Goal =>
The complete listing should be restated exactly.

* START Dataset records *

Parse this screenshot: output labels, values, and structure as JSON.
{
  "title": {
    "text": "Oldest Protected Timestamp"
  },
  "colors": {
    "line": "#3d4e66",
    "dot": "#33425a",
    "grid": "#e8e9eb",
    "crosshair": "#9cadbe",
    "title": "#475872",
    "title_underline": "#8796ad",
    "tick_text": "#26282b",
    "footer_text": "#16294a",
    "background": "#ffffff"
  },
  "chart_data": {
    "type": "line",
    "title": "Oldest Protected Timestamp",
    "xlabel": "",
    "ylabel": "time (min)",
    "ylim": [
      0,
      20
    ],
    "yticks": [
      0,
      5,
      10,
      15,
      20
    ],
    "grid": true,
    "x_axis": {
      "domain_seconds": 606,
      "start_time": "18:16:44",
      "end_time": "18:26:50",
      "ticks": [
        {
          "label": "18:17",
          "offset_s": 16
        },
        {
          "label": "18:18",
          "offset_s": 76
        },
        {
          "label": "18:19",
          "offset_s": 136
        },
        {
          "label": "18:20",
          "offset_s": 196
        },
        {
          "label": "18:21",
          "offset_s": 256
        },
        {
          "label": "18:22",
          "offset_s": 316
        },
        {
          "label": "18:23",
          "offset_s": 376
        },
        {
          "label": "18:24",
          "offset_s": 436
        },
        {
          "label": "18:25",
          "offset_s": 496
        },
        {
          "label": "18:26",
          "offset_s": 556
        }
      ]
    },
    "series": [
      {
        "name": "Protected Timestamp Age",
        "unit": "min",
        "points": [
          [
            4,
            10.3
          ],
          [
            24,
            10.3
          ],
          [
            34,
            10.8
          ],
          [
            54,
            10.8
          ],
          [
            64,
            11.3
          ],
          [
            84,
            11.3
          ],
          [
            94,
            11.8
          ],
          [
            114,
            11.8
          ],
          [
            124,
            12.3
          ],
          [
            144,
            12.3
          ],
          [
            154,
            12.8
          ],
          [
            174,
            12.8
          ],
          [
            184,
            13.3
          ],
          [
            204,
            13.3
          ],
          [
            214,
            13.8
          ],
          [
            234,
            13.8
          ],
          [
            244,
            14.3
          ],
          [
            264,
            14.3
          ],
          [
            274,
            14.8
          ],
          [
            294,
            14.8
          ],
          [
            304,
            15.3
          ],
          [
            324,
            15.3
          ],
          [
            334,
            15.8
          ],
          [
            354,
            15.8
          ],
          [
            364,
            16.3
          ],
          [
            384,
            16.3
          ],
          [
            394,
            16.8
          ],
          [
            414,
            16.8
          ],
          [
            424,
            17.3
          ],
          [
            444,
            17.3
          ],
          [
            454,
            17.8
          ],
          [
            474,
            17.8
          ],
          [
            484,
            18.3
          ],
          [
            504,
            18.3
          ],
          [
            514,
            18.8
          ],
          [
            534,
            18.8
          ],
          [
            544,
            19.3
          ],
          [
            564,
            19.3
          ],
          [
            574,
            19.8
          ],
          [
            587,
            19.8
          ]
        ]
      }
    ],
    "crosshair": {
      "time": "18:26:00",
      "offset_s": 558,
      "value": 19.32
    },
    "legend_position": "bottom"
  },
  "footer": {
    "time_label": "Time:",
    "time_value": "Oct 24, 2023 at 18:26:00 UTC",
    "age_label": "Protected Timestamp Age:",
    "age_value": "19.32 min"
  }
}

* END Dataset records *

Full solution =>
Parse this screenshot: output labels, values, and structure as JSON.
{
  "title": {
    "text": "Oldest Protected Timestamp"
  },
  "colors": {
    "line": "#3d4e66",
    "dot": "#33425a",
    "grid": "#e8e9eb",
    "crosshair": "#9cadbe",
    "title": "#475872",
    "title_underline": "#8796ad",
    "tick_text": "#26282b",
    "footer_text": "#16294a",
    "background": "#ffffff"
  },
  "chart_data": {
    "type": "line",
    "title": "Oldest Protected Timestamp",
    "xlabel": "",
    "ylabel": "time (min)",
    "ylim": [
      0,
      20
    ],
    "yticks": [
      0,
      5,
      10,
      15,
      20
    ],
    "grid": true,
    "x_axis": {
      "domain_seconds": 606,
      "start_time": "18:16:44",
      "end_time": "18:26:50",
      "ticks": [
        {
          "label": "18:17",
          "offset_s": 16
        },
        {
          "label": "18:18",
          "offset_s": 76
        },
        {
          "label": "18:19",
          "offset_s": 136
        },
        {
          "label": "18:20",
          "offset_s": 196
        },
        {
          "label": "18:21",
          "offset_s": 256
        },
        {
          "label": "18:22",
          "offset_s": 316
        },
        {
          "label": "18:23",
          "offset_s": 376
        },
        {
          "label": "18:24",
          "offset_s": 436
        },
        {
          "label": "18:25",
          "offset_s": 496
        },
        {
          "label": "18:26",
          "offset_s": 556
        }
      ]
    },
    "series": [
      {
        "name": "Protected Timestamp Age",
        "unit": "min",
        "points": [
          [
            4,
            10.3
          ],
          [
            24,
            10.3
          ],
          [
            34,
            10.8
          ],
          [
            54,
            10.8
          ],
          [
            64,
            11.3
          ],
          [
            84,
            11.3
          ],
          [
            94,
            11.8
          ],
          [
            114,
            11.8
          ],
          [
            124,
            12.3
          ],
          [
            144,
            12.3
          ],
          [
            154,
            12.8
          ],
          [
            174,
            12.8
          ],
          [
            184,
            13.3
          ],
          [
            204,
            13.3
          ],
          [
            214,
            13.8
          ],
          [
            234,
            13.8
          ],
          [
            244,
            14.3
          ],
          [
            264,
            14.3
          ],
          [
            274,
            14.8
          ],
          [
            294,
            14.8
          ],
          [
            304,
            15.3
          ],
          [
            324,
            15.3
          ],
          [
            334,
            15.8
          ],
          [
            354,
            15.8
          ],
          [
            364,
            16.3
          ],
          [
            384,
            16.3
          ],
          [
            394,
            16.8
          ],
          [
            414,
            16.8
          ],
          [
            424,
            17.3
          ],
          [
            444,
            17.3
          ],
          [
            454,
            17.8
          ],
          [
            474,
            17.8
          ],
          [
            484,
            18.3
          ],
          [
            504,
            18.3
          ],
          [
            514,
            18.8
          ],
          [
            534,
            18.8
          ],
          [
            544,
            19.3
          ],
          [
            564,
            19.3
          ],
          [
            574,
            19.8
          ],
          [
            587,
            19.8
          ]
        ]
      }
    ],
    "crosshair": {
      "time": "18:26:00",
      "offset_s": 558,
      "value": 19.32
    },
    "legend_position": "bottom"
  },
  "footer": {
    "time_label": "Time:",
    "time_value": "Oct 24, 2023 at 18:26:00 UTC",
    "age_label": "Protected Timestamp Age:",
    "age_value": "19.32 min"
  }
}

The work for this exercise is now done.